**Extract provided:**
Pretreatment and/or Post-Treatment Required

• Pretreatment: Sand separation is required for sand-bedded dairies to prevent equipment wear. Primary solids separation or homogenization (e.g., buffer tanks) ensures consistent flow and protects equipment from large debris (e.g., stones, metal).
• Post-Treatment: Solids require storage, handling, and potential further processing for reuse as bedding, fertilizer, or energy feedstocks. Liquids are stored for irrigation or further treatment.

Limitations

• High operating costs due to energy, maintenance, and chemical (polymer/coagulant) requirements.
• Complexity of operation requires consistent maintenance and operator training.
• Value-added markets for separated solids are immature, potentially limiting economic returns.
• Sand-laden manure can cause premature wear in mechanical systems like centrifuges.
• Polymer use may affect the organic certification of solids or alter their physical properties (e.g., water-holding capacity).
• Not effective for significant nitrogen or potassium separation without additional treatment.

**Questions on the material:**
a. Answer these questions using the excerpt on treatment requirements and limitations, one answer per line:
(i) Which dairies require sand separation as pretreatment?
(ii) How are the liquids handled after treatment?
(iii) Which two nutrients are not effectively separated without additional treatment?
b. Reproduce the excerpt on treatment requirements and limitations word for word, from "Pretreatment and/or Post-Treatment" to "or further treatment.".
c. Condense the paragraph of the excerpt on treatment requirements and limitations that begins "Pretreatment: Sand separation is required," keeping its main facts.

**Information supplied:**
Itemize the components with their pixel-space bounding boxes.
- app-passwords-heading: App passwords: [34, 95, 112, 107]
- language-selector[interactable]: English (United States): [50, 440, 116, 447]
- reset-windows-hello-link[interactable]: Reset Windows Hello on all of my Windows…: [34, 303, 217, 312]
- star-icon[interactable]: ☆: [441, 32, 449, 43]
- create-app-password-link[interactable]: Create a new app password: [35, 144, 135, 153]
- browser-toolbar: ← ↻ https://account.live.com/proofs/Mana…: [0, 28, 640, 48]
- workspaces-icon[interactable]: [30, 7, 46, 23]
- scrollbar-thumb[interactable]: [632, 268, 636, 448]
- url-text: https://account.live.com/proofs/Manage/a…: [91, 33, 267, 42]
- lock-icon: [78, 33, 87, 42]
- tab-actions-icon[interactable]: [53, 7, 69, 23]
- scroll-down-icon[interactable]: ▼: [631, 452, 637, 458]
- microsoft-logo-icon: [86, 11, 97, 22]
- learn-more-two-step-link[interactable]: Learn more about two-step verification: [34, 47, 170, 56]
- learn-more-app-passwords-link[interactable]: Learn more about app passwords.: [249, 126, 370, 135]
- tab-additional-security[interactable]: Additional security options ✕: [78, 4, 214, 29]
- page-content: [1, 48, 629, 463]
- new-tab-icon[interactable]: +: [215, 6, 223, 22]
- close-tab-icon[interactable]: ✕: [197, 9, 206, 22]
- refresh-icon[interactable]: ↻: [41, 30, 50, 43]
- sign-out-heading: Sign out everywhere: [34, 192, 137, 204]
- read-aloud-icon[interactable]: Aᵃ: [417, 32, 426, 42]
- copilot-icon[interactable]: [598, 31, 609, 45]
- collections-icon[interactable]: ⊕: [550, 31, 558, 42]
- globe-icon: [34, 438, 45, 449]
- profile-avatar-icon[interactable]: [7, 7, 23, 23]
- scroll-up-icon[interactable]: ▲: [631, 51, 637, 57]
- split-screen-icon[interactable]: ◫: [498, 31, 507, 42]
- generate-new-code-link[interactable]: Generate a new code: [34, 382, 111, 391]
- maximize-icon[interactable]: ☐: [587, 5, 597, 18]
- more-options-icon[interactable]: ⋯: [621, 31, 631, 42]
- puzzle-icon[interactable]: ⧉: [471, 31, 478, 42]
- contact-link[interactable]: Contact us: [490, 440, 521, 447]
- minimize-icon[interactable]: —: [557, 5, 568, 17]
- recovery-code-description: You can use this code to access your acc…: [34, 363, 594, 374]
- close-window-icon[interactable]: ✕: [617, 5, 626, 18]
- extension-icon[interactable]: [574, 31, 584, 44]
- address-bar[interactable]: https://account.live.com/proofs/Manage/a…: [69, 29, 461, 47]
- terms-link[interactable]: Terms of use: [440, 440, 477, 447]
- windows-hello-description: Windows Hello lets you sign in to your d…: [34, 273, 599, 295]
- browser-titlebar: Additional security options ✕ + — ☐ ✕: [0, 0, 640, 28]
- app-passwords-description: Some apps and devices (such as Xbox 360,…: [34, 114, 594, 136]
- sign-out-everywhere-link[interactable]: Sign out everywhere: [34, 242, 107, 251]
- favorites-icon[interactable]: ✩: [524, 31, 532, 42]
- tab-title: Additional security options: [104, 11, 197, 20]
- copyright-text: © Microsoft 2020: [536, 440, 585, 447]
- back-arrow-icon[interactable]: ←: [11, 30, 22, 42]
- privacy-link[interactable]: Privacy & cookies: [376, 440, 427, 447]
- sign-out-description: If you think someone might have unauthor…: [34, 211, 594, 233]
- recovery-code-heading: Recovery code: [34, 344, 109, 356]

**Task-by-task solutions:**
a.
(i) Sand-bedded dairies
(ii) They are stored for irrigation or further treatment.
(iii) Nitrogen and potassium

b.
Pretreatment and/or Post-Treatment Required

• Pretreatment: Sand separation is required for sand-bedded dairies to prevent equipment wear. Primary solids separation or homogenization (e.g., buffer tanks) ensures consistent flow and protects equipment from large debris (e.g., stones, metal).
• Post-Treatment: Solids require storage, handling, and potential further processing for reuse as bedding, fertilizer, or energy feedstocks. Liquids are stored for irrigation or further treatment.

c. Pretreatment: Sand-bedded dairies need sand separation to prevent equipment wear. Primary solids separation or homogenization, such as buffer tanks, keeps flow consistent and protects equipment from large debris like stones and metal.